## WORK TO COMPLETE
Where a line in the listing below contains the word "choose", copy that line.

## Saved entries
════════════════

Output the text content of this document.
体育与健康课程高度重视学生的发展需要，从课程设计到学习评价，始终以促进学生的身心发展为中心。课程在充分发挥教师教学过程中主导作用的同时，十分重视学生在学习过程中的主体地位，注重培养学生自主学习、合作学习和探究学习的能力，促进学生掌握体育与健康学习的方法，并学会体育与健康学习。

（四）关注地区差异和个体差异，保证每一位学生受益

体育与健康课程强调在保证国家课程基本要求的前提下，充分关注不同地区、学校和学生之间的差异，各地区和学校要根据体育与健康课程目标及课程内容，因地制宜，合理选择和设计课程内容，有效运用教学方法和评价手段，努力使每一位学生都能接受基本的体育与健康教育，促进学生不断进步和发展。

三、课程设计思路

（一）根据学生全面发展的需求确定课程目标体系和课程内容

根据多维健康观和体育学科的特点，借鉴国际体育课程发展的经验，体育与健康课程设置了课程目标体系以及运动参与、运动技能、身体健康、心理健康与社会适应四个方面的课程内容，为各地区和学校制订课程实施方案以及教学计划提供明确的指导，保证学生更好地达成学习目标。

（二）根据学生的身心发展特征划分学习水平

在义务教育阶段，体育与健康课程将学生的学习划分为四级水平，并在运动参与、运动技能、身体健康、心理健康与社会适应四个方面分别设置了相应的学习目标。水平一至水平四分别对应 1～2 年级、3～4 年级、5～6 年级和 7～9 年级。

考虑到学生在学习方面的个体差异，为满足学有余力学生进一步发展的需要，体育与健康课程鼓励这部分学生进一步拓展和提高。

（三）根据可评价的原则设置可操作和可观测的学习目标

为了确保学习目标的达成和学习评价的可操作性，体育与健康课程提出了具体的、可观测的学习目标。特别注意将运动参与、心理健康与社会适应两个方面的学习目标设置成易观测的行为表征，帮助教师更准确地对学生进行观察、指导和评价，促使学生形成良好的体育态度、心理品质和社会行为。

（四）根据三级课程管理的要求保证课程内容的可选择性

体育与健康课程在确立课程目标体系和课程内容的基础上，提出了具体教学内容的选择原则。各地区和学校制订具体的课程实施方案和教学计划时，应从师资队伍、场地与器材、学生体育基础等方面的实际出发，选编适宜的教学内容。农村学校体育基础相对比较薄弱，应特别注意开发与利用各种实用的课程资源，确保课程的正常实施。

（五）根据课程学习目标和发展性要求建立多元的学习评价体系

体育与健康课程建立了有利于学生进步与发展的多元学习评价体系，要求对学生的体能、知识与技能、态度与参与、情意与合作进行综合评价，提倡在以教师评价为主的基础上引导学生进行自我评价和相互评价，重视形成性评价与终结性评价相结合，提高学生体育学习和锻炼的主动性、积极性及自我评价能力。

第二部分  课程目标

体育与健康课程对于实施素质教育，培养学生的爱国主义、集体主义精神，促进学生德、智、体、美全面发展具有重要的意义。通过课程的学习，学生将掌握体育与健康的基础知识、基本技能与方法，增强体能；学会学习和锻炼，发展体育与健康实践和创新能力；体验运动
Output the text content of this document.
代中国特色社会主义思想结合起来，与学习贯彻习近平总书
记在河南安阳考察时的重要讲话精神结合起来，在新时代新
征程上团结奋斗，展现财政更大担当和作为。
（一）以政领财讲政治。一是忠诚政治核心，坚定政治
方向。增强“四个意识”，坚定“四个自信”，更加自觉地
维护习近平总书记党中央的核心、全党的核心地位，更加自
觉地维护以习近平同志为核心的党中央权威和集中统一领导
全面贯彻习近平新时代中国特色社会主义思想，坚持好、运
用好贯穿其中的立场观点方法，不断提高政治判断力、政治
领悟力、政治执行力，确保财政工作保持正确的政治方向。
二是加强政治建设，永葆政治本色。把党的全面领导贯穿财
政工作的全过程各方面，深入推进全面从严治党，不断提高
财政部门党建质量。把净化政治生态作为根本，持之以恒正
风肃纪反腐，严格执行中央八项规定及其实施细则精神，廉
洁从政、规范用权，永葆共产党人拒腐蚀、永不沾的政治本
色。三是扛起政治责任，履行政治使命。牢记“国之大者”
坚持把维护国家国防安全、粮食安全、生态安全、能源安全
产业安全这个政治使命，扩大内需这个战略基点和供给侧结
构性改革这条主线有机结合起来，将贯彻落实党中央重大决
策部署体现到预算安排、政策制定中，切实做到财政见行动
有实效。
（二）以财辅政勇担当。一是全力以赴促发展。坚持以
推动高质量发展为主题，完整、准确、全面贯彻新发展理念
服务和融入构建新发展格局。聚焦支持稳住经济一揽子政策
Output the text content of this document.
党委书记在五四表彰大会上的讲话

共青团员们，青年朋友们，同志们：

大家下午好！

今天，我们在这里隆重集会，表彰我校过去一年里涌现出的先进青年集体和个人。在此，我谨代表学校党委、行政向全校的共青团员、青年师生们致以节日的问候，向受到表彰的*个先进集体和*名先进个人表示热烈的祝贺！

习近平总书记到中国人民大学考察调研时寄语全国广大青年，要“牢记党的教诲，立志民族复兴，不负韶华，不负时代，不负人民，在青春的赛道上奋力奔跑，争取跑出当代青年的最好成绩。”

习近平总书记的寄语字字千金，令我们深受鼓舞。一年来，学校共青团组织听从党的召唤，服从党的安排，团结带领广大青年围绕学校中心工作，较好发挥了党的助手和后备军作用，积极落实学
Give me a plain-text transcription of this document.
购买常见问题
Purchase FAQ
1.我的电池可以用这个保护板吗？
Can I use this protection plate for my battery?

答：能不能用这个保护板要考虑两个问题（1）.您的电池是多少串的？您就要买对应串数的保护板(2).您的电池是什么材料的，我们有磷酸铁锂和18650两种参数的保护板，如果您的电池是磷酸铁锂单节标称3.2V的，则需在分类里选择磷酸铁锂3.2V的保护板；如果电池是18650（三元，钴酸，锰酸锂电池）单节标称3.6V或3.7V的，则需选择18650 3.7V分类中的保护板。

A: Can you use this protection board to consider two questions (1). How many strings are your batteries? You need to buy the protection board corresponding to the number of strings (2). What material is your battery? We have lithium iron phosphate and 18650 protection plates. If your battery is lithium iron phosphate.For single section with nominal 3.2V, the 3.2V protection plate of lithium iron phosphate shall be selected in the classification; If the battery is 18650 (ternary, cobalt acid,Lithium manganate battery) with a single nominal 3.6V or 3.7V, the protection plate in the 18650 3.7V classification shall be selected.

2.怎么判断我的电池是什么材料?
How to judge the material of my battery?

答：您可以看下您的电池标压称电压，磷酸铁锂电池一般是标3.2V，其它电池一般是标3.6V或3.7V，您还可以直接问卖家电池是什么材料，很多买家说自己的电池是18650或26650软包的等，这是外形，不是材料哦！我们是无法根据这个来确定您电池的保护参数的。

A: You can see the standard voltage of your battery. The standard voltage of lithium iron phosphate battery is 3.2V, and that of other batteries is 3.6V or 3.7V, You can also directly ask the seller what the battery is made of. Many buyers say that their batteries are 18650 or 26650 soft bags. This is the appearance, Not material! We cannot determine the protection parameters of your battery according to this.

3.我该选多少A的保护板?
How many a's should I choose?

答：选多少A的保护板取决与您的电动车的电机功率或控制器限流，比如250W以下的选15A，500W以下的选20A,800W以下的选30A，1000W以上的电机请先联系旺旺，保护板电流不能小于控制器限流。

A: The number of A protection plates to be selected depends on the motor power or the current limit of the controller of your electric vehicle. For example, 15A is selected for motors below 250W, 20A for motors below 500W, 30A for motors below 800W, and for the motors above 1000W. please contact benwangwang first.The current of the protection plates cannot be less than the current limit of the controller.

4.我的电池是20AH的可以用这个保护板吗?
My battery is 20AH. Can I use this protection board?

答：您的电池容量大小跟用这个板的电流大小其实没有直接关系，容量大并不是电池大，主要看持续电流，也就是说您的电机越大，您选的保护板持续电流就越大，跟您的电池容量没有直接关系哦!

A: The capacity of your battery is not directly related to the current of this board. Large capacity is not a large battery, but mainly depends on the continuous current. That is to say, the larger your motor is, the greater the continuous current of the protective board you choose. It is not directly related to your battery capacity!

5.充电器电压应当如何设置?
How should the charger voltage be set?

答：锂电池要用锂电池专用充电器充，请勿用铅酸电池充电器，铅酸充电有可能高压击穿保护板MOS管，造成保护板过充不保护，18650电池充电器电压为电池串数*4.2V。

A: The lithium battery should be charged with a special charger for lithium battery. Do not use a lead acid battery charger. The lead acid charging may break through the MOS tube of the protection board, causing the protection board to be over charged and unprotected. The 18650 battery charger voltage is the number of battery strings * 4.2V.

════════════════

## SOLUTION TO THE EXERCISE
How many a's should I choose?
A: The capacity of your battery is not directly related to the current of this board. Large capacity is not a large battery, but mainly depends on the continuous current. That is to say, the larger your motor is, the greater the continuous current of the protective board you choose. It is not directly related to your battery capacity!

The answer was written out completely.